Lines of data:
↓
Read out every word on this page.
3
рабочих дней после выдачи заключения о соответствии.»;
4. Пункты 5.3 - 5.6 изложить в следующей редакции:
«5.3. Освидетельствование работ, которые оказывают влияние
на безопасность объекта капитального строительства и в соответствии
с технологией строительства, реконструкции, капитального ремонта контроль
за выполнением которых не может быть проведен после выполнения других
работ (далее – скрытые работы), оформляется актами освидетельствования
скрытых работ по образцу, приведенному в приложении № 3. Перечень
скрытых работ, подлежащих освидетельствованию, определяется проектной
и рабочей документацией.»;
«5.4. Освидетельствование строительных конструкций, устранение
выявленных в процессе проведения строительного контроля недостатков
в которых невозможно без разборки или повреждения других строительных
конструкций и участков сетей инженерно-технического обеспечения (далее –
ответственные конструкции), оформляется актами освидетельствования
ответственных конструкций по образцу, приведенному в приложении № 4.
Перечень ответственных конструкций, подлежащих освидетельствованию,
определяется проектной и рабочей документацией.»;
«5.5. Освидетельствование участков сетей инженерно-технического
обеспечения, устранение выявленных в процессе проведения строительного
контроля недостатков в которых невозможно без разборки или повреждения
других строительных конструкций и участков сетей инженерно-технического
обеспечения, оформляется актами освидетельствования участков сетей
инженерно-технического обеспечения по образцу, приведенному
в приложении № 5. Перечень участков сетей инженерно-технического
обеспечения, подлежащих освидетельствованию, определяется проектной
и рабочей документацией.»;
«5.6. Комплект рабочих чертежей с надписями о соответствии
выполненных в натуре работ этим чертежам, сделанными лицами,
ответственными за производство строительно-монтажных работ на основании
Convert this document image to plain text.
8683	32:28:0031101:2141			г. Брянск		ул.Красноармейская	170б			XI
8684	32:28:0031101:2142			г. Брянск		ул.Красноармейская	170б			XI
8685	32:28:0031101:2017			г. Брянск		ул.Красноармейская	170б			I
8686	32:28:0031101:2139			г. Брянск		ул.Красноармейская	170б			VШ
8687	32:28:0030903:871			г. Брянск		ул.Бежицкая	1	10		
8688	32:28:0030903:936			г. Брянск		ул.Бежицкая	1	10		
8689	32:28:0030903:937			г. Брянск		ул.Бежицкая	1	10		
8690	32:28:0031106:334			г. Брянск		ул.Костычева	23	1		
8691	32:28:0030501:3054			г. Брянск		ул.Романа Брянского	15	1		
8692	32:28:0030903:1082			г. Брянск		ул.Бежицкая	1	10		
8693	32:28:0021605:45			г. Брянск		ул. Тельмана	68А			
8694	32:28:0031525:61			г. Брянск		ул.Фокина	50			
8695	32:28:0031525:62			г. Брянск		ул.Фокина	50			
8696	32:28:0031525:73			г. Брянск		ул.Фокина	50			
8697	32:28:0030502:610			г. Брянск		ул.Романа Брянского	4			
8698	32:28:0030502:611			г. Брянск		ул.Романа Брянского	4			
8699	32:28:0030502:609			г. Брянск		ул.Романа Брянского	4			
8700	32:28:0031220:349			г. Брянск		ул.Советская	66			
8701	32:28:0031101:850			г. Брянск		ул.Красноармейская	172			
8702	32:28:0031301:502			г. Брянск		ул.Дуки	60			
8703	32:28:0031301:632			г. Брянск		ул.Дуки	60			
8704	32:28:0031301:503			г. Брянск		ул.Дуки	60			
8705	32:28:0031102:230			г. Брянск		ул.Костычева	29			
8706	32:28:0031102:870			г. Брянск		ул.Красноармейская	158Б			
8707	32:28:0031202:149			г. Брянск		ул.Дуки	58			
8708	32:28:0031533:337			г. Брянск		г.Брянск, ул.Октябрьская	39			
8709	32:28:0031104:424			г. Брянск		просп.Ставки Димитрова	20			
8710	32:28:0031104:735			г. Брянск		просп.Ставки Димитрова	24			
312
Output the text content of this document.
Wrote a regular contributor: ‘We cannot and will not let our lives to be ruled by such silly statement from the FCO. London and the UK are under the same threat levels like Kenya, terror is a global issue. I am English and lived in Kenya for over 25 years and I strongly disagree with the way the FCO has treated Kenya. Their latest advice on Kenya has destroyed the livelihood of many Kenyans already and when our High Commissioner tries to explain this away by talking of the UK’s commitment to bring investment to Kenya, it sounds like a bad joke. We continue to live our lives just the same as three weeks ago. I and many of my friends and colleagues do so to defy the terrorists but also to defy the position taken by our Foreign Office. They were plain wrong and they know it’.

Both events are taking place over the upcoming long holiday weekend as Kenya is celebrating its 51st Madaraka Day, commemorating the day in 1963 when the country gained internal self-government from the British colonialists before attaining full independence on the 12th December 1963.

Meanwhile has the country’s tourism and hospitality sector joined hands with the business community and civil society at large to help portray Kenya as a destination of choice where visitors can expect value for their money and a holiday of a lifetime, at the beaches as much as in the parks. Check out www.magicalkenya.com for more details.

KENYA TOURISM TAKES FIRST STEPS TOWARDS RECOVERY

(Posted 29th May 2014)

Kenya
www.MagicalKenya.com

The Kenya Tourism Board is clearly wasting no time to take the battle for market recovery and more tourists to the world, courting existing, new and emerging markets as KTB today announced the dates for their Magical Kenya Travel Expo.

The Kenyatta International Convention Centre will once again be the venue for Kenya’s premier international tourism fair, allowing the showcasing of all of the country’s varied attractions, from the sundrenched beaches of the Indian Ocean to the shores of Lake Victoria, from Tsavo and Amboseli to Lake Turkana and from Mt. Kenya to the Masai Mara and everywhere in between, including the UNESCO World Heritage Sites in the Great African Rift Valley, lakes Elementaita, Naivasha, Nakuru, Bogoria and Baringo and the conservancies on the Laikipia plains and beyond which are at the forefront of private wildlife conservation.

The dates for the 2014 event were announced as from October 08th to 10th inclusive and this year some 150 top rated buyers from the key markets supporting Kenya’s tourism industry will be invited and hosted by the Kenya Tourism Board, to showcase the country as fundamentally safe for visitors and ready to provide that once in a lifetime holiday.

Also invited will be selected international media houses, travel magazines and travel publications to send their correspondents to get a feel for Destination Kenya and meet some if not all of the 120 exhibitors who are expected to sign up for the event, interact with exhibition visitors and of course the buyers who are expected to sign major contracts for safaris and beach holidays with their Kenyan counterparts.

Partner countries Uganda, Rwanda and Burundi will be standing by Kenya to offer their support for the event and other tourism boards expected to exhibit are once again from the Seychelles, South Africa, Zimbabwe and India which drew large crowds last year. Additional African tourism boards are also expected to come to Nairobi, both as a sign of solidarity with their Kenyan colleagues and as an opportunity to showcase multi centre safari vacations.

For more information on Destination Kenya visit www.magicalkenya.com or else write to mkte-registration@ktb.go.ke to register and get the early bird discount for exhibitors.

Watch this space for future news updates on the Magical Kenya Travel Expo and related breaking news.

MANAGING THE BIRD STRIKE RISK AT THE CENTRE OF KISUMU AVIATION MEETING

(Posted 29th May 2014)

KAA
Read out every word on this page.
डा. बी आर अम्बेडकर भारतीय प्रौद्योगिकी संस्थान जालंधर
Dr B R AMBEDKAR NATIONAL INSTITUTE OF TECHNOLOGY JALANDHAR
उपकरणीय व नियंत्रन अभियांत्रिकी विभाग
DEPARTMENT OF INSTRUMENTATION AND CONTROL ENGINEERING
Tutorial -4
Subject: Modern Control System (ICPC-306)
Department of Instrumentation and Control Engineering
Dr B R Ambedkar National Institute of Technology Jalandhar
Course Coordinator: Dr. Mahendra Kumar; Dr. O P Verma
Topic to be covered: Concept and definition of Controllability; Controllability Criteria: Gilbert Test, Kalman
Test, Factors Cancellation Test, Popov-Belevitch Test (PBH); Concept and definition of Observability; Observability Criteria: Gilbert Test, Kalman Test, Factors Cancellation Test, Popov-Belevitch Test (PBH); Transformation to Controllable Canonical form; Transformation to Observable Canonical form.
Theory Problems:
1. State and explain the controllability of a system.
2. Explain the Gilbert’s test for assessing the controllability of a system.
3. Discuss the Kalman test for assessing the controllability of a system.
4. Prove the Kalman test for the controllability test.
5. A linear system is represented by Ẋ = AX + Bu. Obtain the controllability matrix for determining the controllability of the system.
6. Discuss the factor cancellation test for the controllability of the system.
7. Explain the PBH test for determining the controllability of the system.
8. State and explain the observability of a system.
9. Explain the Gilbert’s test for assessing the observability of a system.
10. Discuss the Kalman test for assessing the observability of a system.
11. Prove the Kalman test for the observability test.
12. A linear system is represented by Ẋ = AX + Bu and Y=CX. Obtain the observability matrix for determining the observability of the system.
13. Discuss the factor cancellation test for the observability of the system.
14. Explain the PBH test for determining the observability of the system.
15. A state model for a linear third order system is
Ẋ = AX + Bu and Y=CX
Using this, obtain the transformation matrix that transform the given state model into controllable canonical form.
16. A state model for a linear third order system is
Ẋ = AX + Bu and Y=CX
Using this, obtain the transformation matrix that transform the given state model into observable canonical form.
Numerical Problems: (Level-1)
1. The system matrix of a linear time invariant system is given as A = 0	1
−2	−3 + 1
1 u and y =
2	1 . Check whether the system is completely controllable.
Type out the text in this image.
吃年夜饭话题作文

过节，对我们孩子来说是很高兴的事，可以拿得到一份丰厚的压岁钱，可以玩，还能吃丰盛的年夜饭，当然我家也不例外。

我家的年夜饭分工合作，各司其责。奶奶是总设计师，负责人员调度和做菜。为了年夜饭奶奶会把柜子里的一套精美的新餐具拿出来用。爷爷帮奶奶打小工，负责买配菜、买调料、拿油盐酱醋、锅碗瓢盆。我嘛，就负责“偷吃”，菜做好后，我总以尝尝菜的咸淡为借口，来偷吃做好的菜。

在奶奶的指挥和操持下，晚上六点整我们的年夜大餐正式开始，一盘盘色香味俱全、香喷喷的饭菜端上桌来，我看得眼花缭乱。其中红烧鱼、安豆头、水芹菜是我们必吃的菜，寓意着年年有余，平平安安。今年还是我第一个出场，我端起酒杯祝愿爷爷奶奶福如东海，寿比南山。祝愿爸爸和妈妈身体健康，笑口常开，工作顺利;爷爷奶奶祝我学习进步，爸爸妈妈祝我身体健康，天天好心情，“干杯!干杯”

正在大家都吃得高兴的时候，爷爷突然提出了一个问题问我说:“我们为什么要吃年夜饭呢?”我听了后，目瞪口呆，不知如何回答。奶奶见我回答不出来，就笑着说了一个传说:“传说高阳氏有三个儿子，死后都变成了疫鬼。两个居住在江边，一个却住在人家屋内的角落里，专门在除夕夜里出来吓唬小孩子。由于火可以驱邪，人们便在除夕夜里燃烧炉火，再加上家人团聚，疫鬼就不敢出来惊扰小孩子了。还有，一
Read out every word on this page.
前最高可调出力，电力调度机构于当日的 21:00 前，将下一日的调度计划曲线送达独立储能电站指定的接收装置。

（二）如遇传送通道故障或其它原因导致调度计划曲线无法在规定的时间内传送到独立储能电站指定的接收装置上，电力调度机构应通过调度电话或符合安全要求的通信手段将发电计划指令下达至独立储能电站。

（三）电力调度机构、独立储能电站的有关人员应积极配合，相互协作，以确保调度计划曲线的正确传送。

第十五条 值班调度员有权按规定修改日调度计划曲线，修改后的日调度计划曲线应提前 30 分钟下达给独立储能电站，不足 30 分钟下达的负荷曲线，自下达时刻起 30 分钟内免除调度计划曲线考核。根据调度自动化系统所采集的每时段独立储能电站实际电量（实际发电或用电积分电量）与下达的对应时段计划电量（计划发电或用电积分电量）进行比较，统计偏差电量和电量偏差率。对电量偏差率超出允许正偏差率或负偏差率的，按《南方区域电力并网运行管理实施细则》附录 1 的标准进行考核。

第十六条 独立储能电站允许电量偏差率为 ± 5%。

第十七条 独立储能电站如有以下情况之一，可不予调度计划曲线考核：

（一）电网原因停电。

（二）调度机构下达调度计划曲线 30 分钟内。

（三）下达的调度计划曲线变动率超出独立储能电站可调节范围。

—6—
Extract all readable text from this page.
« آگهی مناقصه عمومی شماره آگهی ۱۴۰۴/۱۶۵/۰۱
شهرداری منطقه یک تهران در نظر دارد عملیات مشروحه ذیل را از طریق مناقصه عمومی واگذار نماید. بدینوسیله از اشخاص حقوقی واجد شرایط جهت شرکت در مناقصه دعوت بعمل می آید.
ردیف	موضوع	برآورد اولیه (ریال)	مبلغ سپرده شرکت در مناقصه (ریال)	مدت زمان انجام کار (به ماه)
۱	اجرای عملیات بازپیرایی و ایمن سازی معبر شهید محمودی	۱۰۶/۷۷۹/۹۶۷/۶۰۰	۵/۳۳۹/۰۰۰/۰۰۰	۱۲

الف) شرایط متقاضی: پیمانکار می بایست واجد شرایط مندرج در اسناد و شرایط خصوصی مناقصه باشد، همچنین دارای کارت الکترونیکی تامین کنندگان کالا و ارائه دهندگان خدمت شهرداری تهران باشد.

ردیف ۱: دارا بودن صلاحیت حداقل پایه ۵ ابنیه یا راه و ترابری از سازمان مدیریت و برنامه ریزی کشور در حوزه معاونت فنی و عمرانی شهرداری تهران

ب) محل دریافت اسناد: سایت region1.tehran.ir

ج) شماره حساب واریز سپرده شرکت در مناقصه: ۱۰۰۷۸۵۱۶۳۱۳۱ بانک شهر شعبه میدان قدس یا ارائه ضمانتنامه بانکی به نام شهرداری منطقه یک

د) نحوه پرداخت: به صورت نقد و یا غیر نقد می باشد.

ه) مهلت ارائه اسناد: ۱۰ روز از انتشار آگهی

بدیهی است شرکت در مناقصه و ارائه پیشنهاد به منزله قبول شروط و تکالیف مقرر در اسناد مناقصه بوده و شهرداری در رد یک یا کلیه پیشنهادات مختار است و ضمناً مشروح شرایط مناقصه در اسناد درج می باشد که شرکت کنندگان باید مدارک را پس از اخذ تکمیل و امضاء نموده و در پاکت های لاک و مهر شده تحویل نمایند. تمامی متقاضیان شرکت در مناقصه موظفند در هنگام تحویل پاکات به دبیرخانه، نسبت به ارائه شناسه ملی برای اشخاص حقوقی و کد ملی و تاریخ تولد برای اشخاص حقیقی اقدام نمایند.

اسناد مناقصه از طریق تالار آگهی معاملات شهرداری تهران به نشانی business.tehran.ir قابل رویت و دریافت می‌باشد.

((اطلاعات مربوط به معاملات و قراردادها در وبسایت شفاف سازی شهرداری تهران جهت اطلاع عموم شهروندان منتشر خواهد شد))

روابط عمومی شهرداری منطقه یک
↑
Task goal: Return every line above that contains the word "после".

Answer to the task:
рабочих дней после выдачи заключения о соответствии.»;
за выполнением которых не может быть проведен после выполнения других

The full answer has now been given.